SHORT PROBLEM: Give back the full listing, character for character, with no pictures.

[Source records]

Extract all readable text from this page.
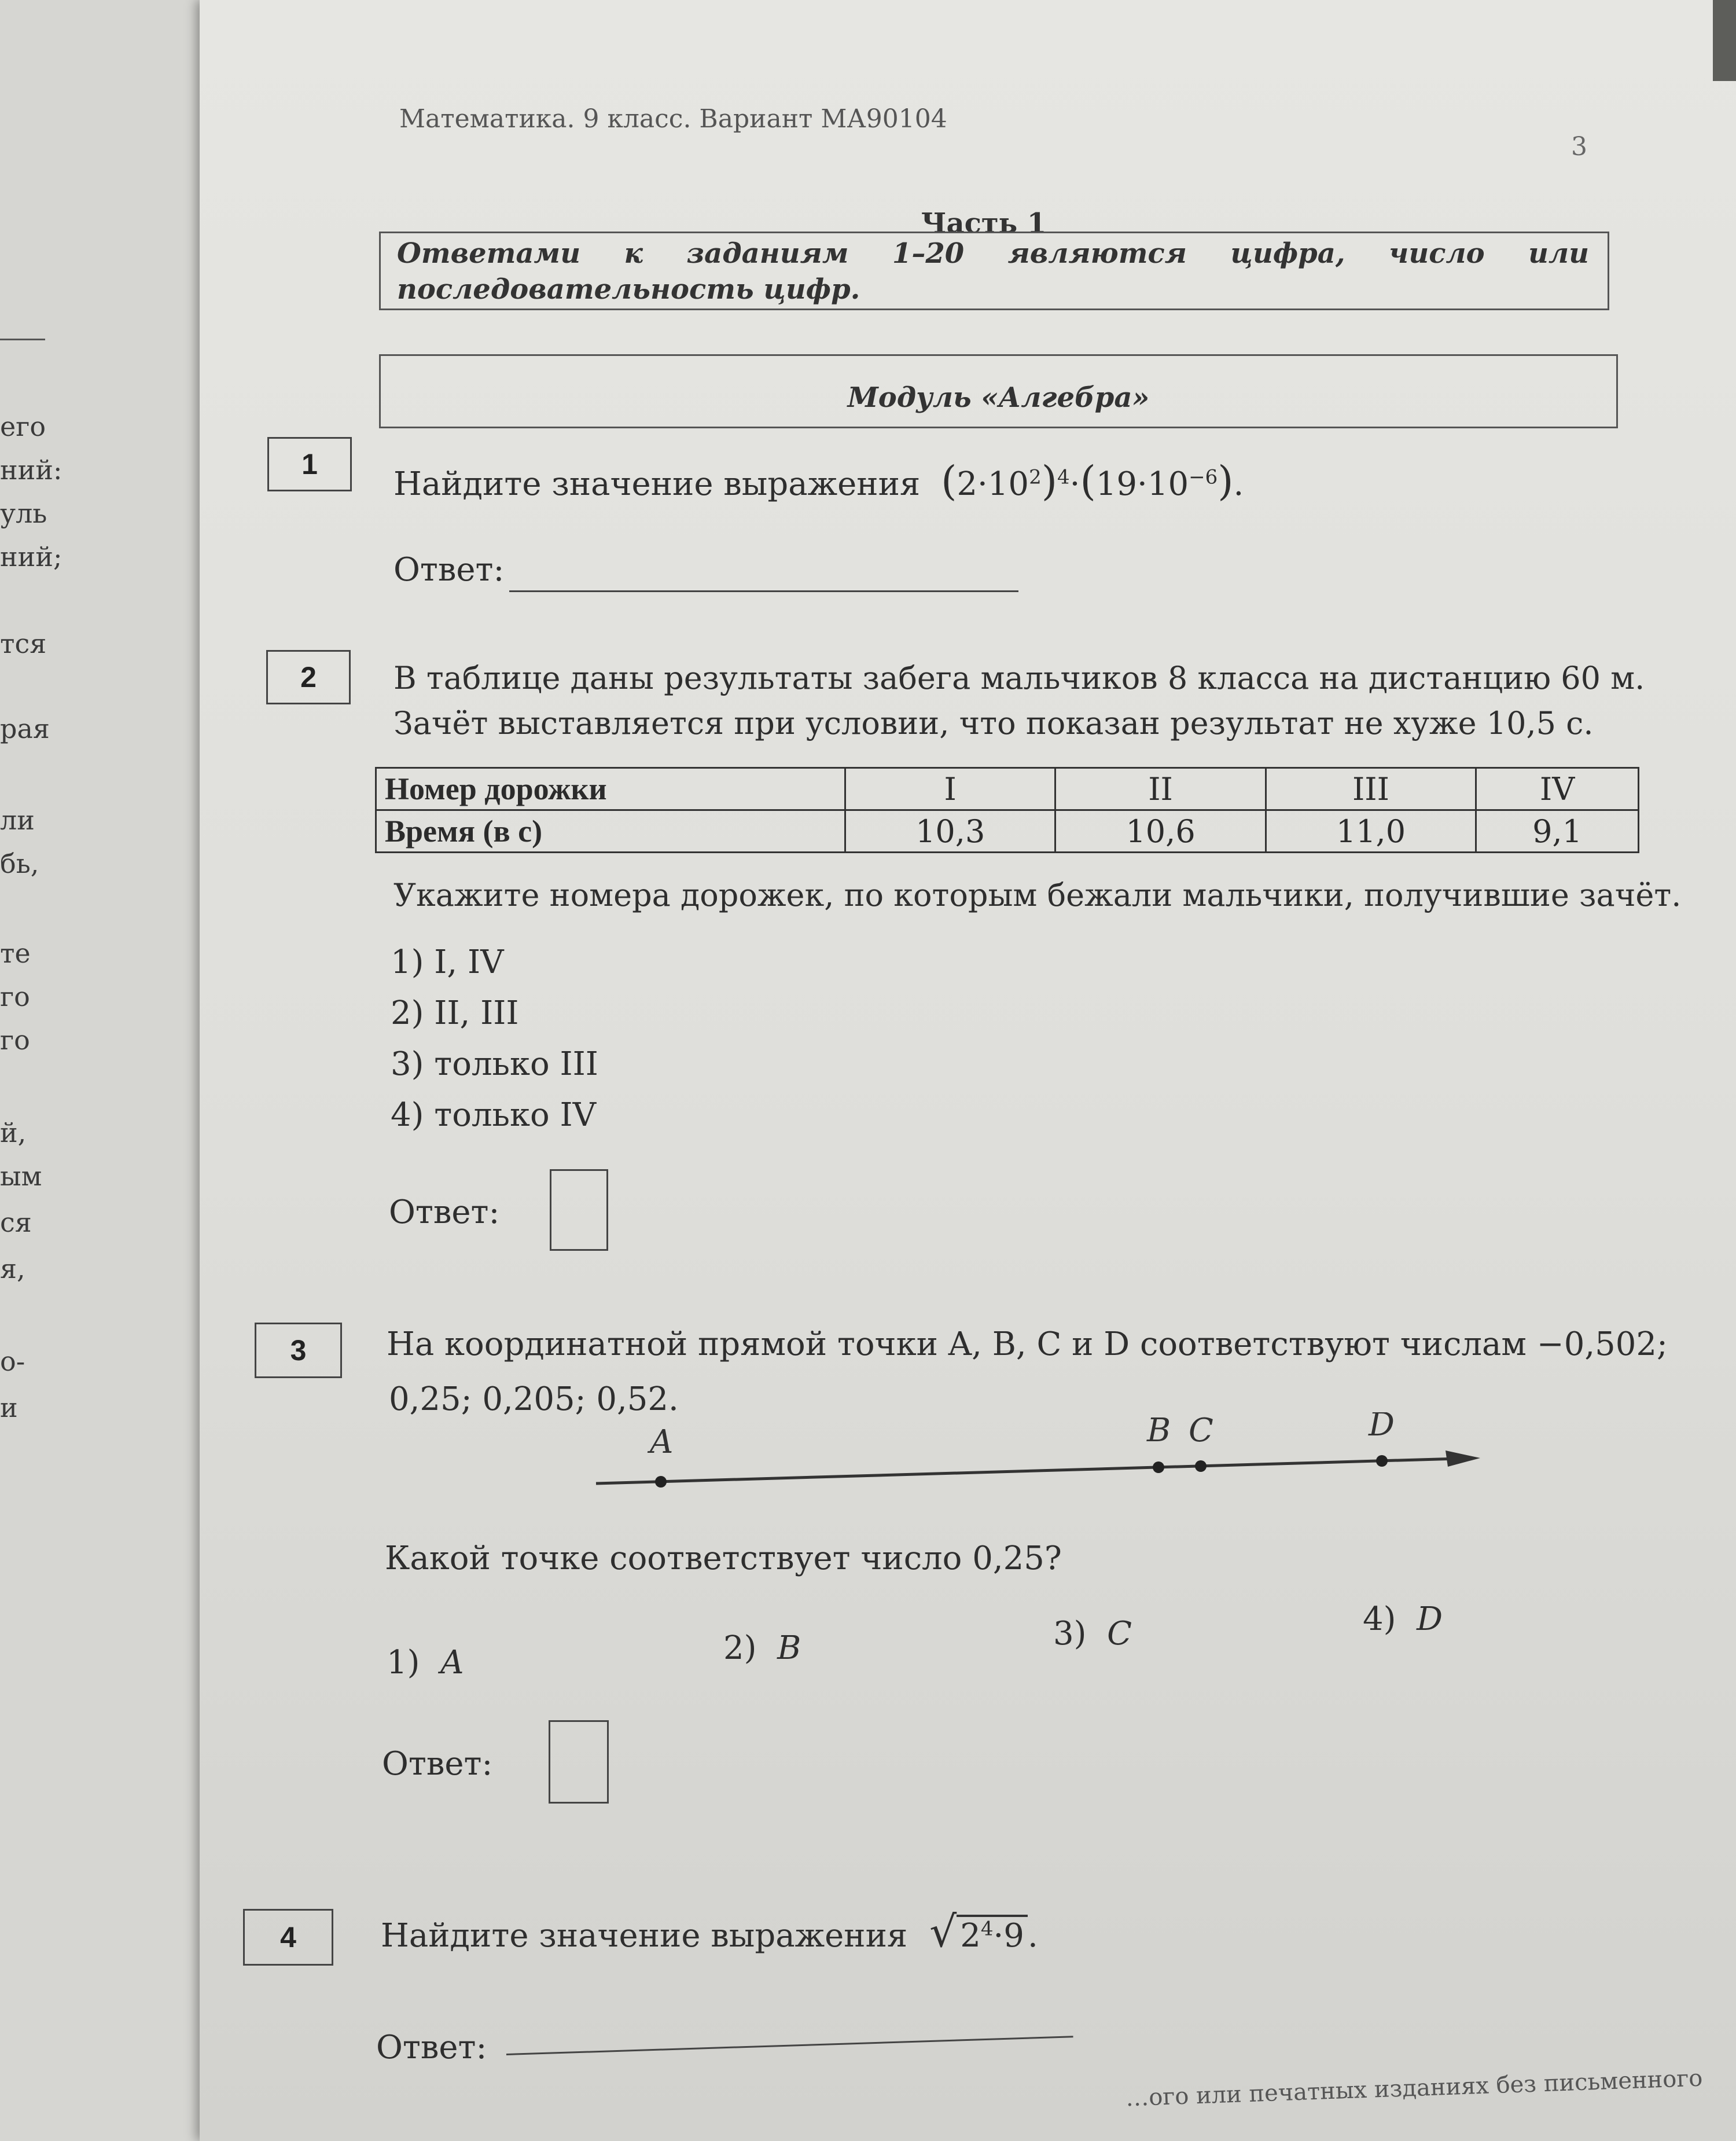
его
ний:
уль
ний;
тся
рая
ли
бь,
те
го
го
й,
ым
ся
я,
о-
и
Математика. 9 класс. Вариант МА90104
3
Часть 1
Ответами к заданиям 1–20 являются цифра, число или последовательность цифр.
Модуль «Алгебра»
1
Найдите значение выражения $(2\cdot 10^2)^4\cdot(19\cdot 10^{-6})$.
Ответ:
2 В таблице даны результаты забега мальчиков 8 класса на дистанцию 60 м.
Зачёт выставляется при условии, что показан результат не хуже 10,5 с.
Номер дорожки	I	II	III	IV
Время (в с)	10,3	10,6	11,0	9,1
Укажите номера дорожек, по которым бежали мальчики, получившие зачёт.
1) I, IV
2) II, III
3) только III
4) только IV
Ответ:
3 На координатной прямой точки A, B, C и D соответствуют числам −0,502;
0,25; 0,205; 0,52.
A	B C	D
Какой точке соответствует число 0,25?
1) A	2) B	3) C	4) D
Ответ:
4	Найдите значение выражения √ $2^4\cdot 9$ .
Ответ:
…ого или печатных изданиях без письменного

EXPECTED ANSWER:
Extract all readable text from this page.
его
ний:
уль
ний;
тся
рая
ли
бь,
те
го
го
й,
ым
ся
я,
о-
и
Математика. 9 класс. Вариант МА90104
3
Часть 1
Ответами к заданиям 1–20 являются цифра, число или последовательность цифр.
Модуль «Алгебра»
1
Найдите значение выражения $(2\cdot 10^2)^4\cdot(19\cdot 10^{-6})$.
Ответ:
2 В таблице даны результаты забега мальчиков 8 класса на дистанцию 60 м.
Зачёт выставляется при условии, что показан результат не хуже 10,5 с.
Номер дорожки	I	II	III	IV
Время (в с)	10,3	10,6	11,0	9,1
Укажите номера дорожек, по которым бежали мальчики, получившие зачёт.
1) I, IV
2) II, III
3) только III
4) только IV
Ответ:
3 На координатной прямой точки A, B, C и D соответствуют числам −0,502;
0,25; 0,205; 0,52.
A	B C	D
Какой точке соответствует число 0,25?
1) A	2) B	3) C	4) D
Ответ:
4	Найдите значение выражения √ $2^4\cdot 9$ .
Ответ:
…ого или печатных изданиях без письменного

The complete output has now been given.